→ **Written problem**
Each line that holds the word "Verträge" is to be identified and copied.

→ **Entries shown**

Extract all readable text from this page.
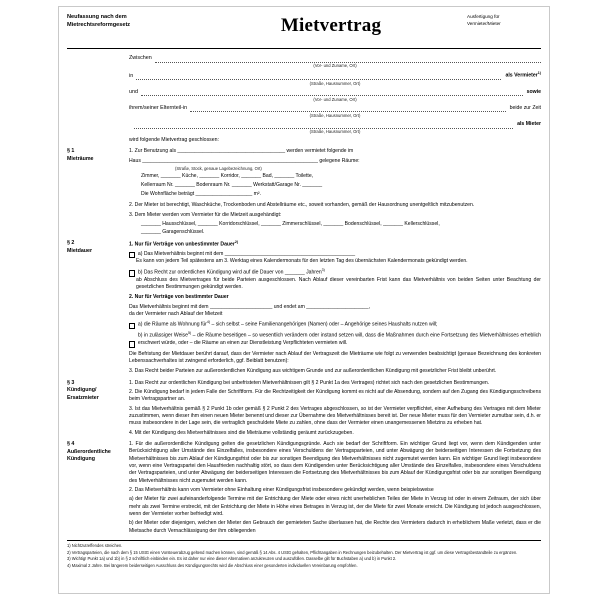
Neufassung nach dem
Mietrechtsreformgesetz	Mietvertrag	Ausfertigung für
Vermieter/Mieter

Zwischen
(Vor- und Zuname, Ort)
in	als Vermieter$^{1)}$
(Straße, Hausnummer, Ort)
und	sowie
(Vor- und Zuname, Ort)
ihrem/seiner Elternteil-in	beide zur Zeit
(Straße, Hausnummer, Ort)

als Mieter
(Straße, Hausnummer, Ort)
wird folgende Mietvertrag geschlossen:
§ 1
Mieträume
1. Zur Benutzung als ______________________________________ werden vermietet folgende im
Haus ______________________________________________________________ gelegene Räume:
(Straße, Stock, genaue Lagebezeichnung, Ort)
Zimmer, _______ Küche, _______ Korridor, _______ Bad, _______ Toilette,
Kellerraum Nr. _______ Bodenraum Nr. _______ Werkstatt/Garage Nr. _______
Die Wohnfläche beträgt ____________________ m².
2. Der Mieter ist berechtigt, Waschküche, Trockenboden und Abstellräume etc., soweit vorhanden, gemäß der Hausordnung unentgeltlich mitzubenutzen.
3. Dem Mieter werden vom Vermieter für die Mietzeit ausgehändigt:
_______ Hausschlüssel, _______ Korridorschlüssel, _______ Zimmerschlüssel, _______ Bodenschlüssel, _______ Kellerschlüssel,
_______ Garagenschlüssel.
§ 2
Mietdauer
1. Nur für Verträge von unbestimmter Dauer$^{2)}$
a) Das Mietverhältnis beginnt mit dem ______________________________________________
Es kann von jedem Teil spätestens am 3. Werktag eines Kalendermonats für den letzten Tag des übernächsten Kalendermonats gekündigt werden.
b) Das Recht zur ordentlichen Kündigung wird auf die Dauer von _______ Jahren$^{3)}$
ab Abschluss des Mietvertrages für beide Parteien ausgeschlossen. Nach Ablauf dieser vereinbarten Frist kann das Mietverhältnis von beiden Seiten unter Beachtung der gesetzlichen Bestimmungen gekündigt werden.
2. Nur für Verträge von bestimmter Dauer
Das Mietverhältnis beginnt mit dem ______________________ und endet am ______________________,
da der Vermieter nach Ablauf der Mietzeit
a) die Räume als Wohnung für$^{4)}$ – sich selbst – seine Familienangehörigen (Namen) oder – Angehörige seines Haushalts nutzen will;
b) in zulässiger Weise$^{5)}$ – die Räume beseitigen – so wesentlich verändern oder instand setzen will, dass die Maßnahmen durch eine Fortsetzung des Mietverhältnisses erheblich erschwert würde, oder – die Räume an einen zur Dienstleistung Verpflichteten vermieten will.
Die Befristung der Mietdauer berührt darauf, dass der Vermieter nach Ablauf der Vertragszeit die Mieträume wie folgt zu verwenden beabsichtigt (genaue Bezeichnung des konkreten Lebenssachverhaltes ist zwingend erforderlich, ggf. Beiblatt benutzen):
3. Das Recht beider Parteien zur außerordentlichen Kündigung aus wichtigem Grunde und zur außerordentlichen Kündigung mit gesetzlicher Frist bleibt unberührt.
§ 3
Kündigung/
Ersatzmieter
1. Das Recht zur ordentlichen Kündigung bei unbefristeten Mietverhältnissen gilt § 2 Punkt 1a des Vertrages) richtet sich nach den gesetzlichen Bestimmungen.
2. Die Kündigung bedarf in jedem Falle der Schriftform. Für die Rechtzeitigkeit der Kündigung kommt es nicht auf die Absendung, sondern auf den Zugang des Kündigungsschreibens beim Vertragspartner an.
3. Ist das Mietverhältnis gemäß § 2 Punkt 1b oder gemäß § 2 Punkt 2 des Vertrages abgeschlossen, so ist der Vermieter verpflichtet, einer Aufhebung des Vertrages mit dem Mieter zuzustimmen, wenn dieser ihm einen neuen Mieter benennt und dieser zur Übernahme des Mietverhältnisses bereit ist. Der neue Mieter muss für den Vermieter zumutbar sein, d.h. er muss insbesondere in der Lage sein, die vertraglich geschuldete Miete zu zahlen, ohne dass der Vermieter einen unangemessenen Mietzins zu erheben hat.
4. Mit der Kündigung des Mietverhältnisses sind die Mieträume vollständig geräumt zurückzugeben.
§ 4
Außerordentliche
Kündigung
1. Für die außerordentliche Kündigung gelten die gesetzlichen Kündigungsgründe. Auch sie bedarf der Schriftform. Ein wichtiger Grund liegt vor, wenn dem Kündigenden unter Berücksichtigung aller Umstände des Einzelfalles, insbesondere eines Verschuldens der Vertragsparteien, und unter Abwägung der beiderseitigen Interessen die Fortsetzung des Mietverhältnisses bis zum Ablauf der Kündigungsfrist oder bis zur sonstigen Beendigung des Mietverhältnisses nicht zugemutet werden kann. Ein wichtiger Grund liegt insbesondere vor, wenn eine Vertragspartei den Hausfrieden nachhaltig stört, so dass dem Kündigenden unter Berücksichtigung aller Umstände des Einzelfalles, insbesondere eines Verschuldens der Vertragsparteien, und unter Abwägung der beiderseitigen Interessen die Fortsetzung des Mietverhältnisses bis zum Ablauf der Kündigungsfrist oder bis zur sonstigen Beendigung des Mietverhältnisses nicht zugemutet werden kann.
2. Das Mietverhältnis kann vom Vermieter ohne Einhaltung einer Kündigungsfrist insbesondere gekündigt werden, wenn beispielsweise
a) der Mieter für zwei aufeinanderfolgende Termine mit der Entrichtung der Miete oder eines nicht unerheblichen Teiles der Miete in Verzug ist oder in einem Zeitraum, der sich über mehr als zwei Termine erstreckt, mit der Entrichtung der Miete in Höhe eines Betrages in Verzug ist, der die Miete für zwei Monate erreicht. Die Kündigung ist jedoch ausgeschlossen, wenn der Vermieter vorher befriedigt wird.
b) der Mieter oder diejenigen, welchen der Mieter den Gebrauch der gemieteten Sache überlassen hat, die Rechte des Vermieters dadurch in erheblichem Maße verletzt, dass er die Mietsache durch Vernachlässigung der ihm obliegenden
1) Nichtzutreffendes streichen.
2) Vertragsparteien, die nach dem § 15 UStG einen Vorsteuerabzug geltend machen können, sind gemäß § 14 Abs. 4 UStG gehalten, Pflichtangaben in Rechnungen beizubehalten. Der Mietvertrag ist ggf. um diese Vertragsbestandteile zu ergänzen.
3) Wichtig! Punkt 1a) und 1b) in § 2 schriftlich einbinden ein. Es ist daher nur eine dieser Alternativen anzukreuzen und auszufüllen. Dasselbe gilt für Buchstaben a) und b) in Punkt 2.
4) Maximal 2 Jahre. Bei längerem beiderseitigen Ausschluss des Kündigungsrechts wird die Abschluss einer gesonderten individuellen Vereinbarung empfohlen.
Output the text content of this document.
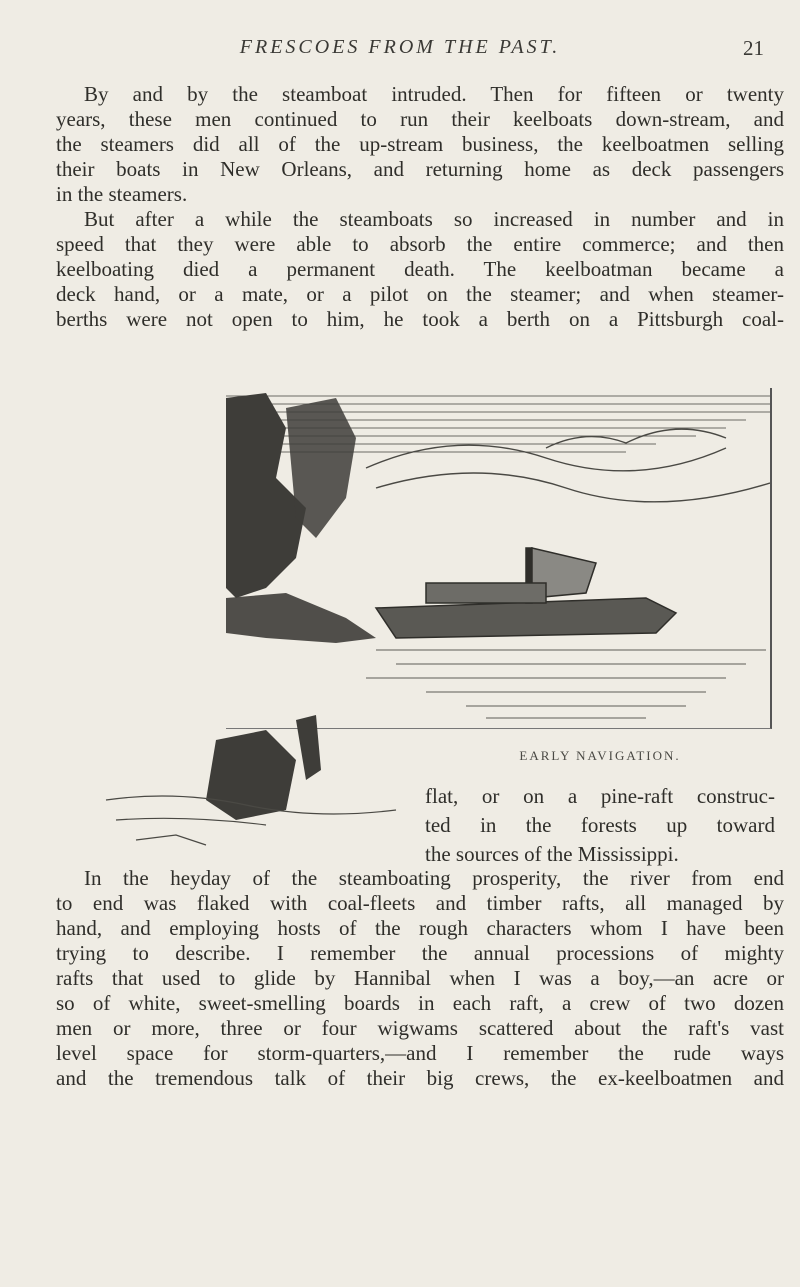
FRESCOES FROM THE PAST.	21
By and by the steamboat intruded. Then for fifteen or twenty
years, these men continued to run their keelboats down-stream, and
the steamers did all of the up-stream business, the keelboatmen selling
their boats in New Orleans, and returning home as deck passengers
in the steamers.
But after a while the steamboats so increased in number and in
speed that they were able to absorb the entire commerce; and then
keelboating died a permanent death. The keelboatman became a
deck hand, or a mate, or a pilot on the steamer; and when steamer-
berths were not open to him, he took a berth on a Pittsburgh coal-
EARLY NAVIGATION.
flat, or on a pine-raft construc-
ted in the forests up toward
the sources of the Mississippi.
In the heyday of the steamboating prosperity, the river from end
to end was flaked with coal-fleets and timber rafts, all managed by
hand, and employing hosts of the rough characters whom I have been
trying to describe. I remember the annual processions of mighty
rafts that used to glide by Hannibal when I was a boy,—an acre or
so of white, sweet-smelling boards in each raft, a crew of two dozen
men or more, three or four wigwams scattered about the raft's vast
level space for storm-quarters,—and I remember the rude ways
and the tremendous talk of their big crews, the ex-keelboatmen and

→ **Result of the exercise**
1. Nur für Verträge von unbestimmter Dauer$^{2)}$
2. Nur für Verträge von bestimmter Dauer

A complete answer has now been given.